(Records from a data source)
----

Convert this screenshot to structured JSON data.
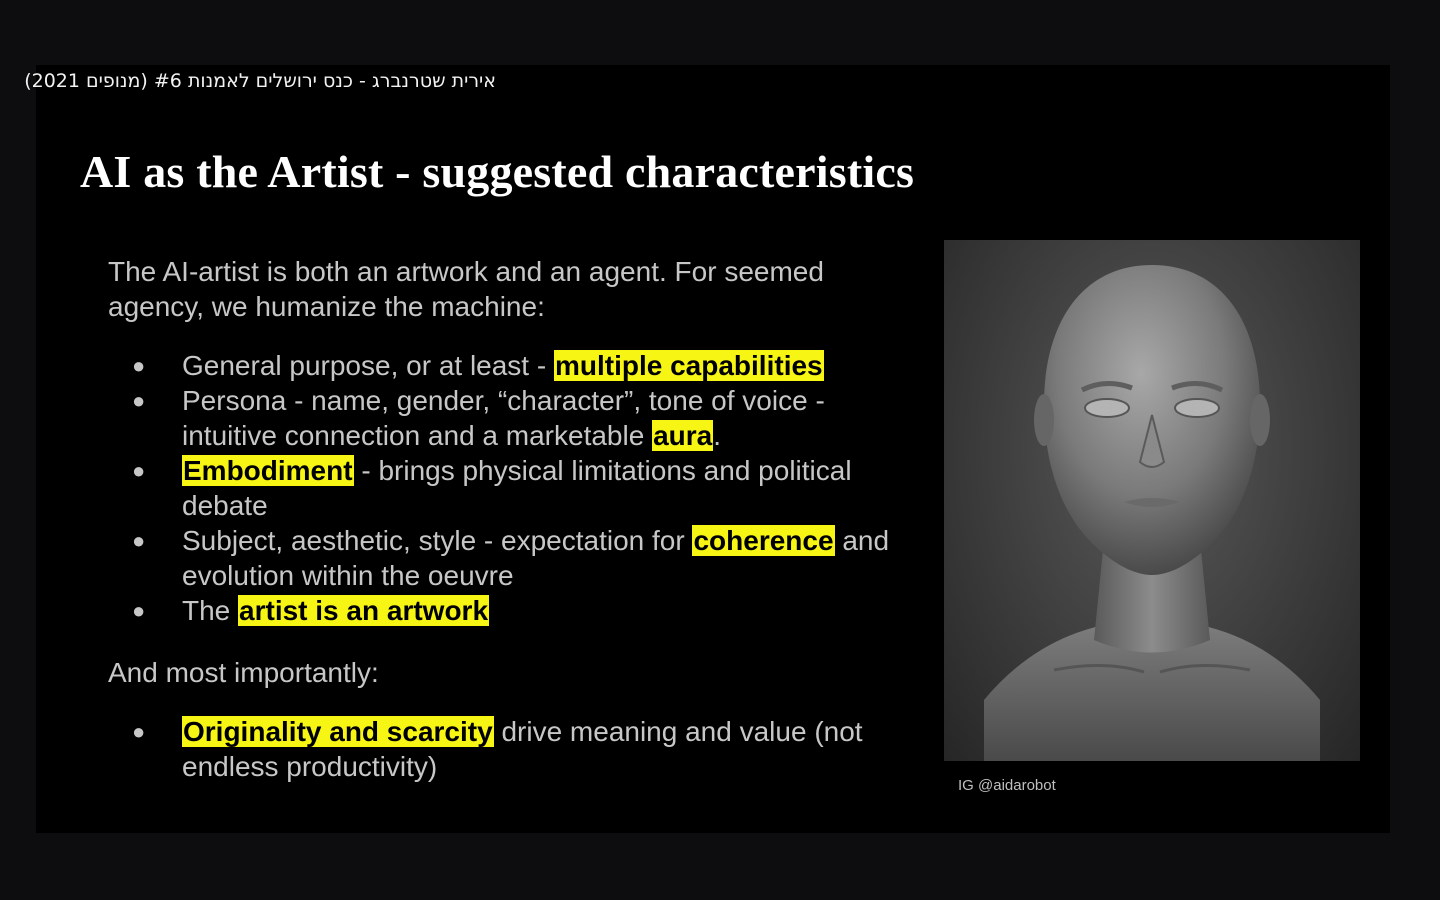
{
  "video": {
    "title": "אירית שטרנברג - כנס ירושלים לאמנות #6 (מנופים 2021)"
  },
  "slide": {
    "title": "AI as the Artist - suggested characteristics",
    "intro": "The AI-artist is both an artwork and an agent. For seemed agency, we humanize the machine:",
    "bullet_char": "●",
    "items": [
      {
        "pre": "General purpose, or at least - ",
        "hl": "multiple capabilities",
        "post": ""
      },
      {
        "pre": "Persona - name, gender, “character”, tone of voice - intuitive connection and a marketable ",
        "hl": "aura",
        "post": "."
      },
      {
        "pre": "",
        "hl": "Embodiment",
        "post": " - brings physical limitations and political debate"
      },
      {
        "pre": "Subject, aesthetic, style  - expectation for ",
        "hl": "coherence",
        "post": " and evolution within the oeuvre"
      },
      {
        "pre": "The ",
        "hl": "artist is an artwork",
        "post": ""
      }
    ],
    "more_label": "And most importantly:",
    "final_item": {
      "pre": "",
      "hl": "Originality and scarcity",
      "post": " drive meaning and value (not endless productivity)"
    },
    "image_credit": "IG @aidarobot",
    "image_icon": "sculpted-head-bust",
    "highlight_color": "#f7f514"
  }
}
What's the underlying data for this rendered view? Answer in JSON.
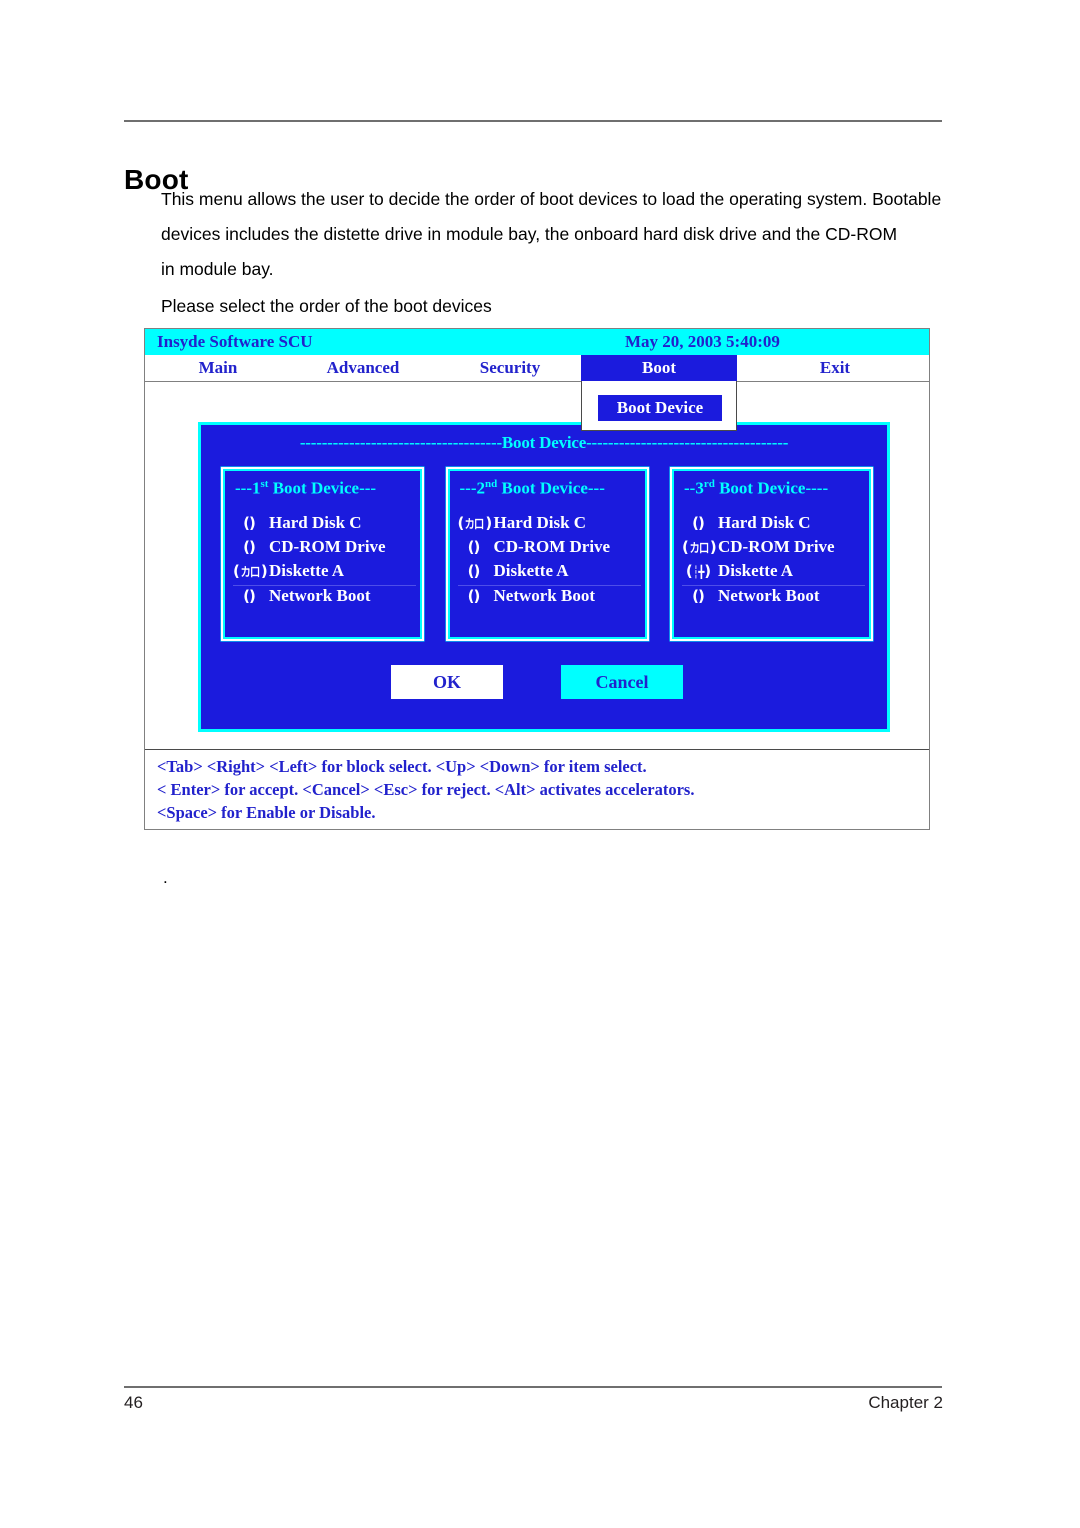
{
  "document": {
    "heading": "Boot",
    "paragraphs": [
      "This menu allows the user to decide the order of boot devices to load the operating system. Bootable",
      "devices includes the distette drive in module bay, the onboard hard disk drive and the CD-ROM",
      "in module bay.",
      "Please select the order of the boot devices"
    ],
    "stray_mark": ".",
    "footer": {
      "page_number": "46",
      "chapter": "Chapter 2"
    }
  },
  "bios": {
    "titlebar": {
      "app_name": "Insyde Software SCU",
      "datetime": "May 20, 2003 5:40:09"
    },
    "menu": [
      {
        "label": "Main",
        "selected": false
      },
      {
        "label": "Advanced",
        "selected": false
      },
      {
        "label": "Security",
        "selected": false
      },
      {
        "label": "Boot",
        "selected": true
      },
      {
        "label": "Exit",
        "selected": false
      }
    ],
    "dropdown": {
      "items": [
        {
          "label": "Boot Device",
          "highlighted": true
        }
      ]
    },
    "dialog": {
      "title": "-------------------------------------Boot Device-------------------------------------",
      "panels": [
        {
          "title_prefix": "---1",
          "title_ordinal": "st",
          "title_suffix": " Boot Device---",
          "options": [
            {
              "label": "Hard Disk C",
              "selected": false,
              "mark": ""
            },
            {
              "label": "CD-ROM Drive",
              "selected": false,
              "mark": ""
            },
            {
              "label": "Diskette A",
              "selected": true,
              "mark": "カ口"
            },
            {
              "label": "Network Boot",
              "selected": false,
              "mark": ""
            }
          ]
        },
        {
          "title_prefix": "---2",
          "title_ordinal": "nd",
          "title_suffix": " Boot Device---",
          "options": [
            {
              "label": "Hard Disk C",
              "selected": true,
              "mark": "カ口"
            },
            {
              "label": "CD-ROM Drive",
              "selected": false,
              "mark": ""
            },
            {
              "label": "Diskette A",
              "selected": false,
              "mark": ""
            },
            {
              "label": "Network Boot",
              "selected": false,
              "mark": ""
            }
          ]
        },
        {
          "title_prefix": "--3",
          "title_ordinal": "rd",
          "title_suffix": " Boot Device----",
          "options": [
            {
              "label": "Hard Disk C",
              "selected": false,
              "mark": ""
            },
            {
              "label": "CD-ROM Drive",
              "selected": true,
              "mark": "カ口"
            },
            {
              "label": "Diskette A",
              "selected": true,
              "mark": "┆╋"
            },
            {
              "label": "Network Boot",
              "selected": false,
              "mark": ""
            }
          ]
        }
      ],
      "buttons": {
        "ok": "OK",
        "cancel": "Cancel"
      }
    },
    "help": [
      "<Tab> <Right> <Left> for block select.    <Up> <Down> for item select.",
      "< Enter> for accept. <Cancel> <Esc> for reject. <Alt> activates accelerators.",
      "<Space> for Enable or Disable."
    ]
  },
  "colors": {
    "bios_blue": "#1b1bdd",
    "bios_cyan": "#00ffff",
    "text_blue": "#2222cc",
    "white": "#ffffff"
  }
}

----

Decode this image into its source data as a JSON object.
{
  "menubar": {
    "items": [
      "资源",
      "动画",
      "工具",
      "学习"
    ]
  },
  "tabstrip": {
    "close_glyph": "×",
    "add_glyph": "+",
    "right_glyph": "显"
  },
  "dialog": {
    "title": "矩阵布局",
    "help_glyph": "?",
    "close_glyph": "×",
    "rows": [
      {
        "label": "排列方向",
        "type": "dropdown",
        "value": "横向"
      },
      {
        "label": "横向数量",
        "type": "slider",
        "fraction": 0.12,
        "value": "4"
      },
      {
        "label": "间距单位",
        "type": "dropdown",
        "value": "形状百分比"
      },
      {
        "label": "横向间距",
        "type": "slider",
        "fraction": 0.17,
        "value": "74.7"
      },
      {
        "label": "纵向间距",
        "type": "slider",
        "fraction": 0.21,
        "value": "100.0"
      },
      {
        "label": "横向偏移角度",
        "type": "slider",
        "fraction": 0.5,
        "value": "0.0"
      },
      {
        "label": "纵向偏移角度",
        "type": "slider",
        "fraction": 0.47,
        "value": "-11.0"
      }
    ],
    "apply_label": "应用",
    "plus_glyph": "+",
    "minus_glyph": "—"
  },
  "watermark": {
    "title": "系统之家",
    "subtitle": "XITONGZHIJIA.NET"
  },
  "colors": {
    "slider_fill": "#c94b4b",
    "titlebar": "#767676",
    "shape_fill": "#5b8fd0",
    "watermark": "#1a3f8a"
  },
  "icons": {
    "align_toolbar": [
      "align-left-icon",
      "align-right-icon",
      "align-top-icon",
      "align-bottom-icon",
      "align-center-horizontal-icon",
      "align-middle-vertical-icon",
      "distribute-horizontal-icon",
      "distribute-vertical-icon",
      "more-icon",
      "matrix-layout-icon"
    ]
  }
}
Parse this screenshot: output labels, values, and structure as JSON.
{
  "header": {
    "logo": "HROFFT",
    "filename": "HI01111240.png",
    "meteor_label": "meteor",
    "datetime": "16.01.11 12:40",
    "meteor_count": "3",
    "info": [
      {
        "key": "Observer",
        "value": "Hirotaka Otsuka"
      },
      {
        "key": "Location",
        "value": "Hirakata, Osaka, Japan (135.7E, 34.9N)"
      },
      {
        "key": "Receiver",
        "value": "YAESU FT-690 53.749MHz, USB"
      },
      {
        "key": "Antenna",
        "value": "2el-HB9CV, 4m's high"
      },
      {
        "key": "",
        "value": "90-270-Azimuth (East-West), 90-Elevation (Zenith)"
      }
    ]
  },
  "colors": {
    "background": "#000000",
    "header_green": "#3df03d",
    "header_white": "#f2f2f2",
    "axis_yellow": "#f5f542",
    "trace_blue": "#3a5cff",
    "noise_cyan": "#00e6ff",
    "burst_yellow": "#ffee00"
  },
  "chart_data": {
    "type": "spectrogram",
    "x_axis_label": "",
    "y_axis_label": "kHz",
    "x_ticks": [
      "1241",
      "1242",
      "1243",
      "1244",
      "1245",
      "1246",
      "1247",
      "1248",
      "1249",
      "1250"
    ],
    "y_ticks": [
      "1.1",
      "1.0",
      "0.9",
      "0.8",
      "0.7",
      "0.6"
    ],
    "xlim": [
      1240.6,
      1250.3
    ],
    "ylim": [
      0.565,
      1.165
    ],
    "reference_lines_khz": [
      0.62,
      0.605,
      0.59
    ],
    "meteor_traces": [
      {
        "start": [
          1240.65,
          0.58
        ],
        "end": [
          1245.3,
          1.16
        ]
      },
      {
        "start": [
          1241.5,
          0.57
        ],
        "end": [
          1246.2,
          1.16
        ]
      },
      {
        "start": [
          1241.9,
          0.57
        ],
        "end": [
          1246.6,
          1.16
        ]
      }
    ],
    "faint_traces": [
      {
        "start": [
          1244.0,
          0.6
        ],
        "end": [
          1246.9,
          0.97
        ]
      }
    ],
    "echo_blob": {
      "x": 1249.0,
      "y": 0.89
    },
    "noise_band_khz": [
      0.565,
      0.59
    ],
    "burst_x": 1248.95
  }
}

----

• [Set exercise]: State the number of lines above that hold the string "datetime", with nothing added.

• [Solution to this task]: 2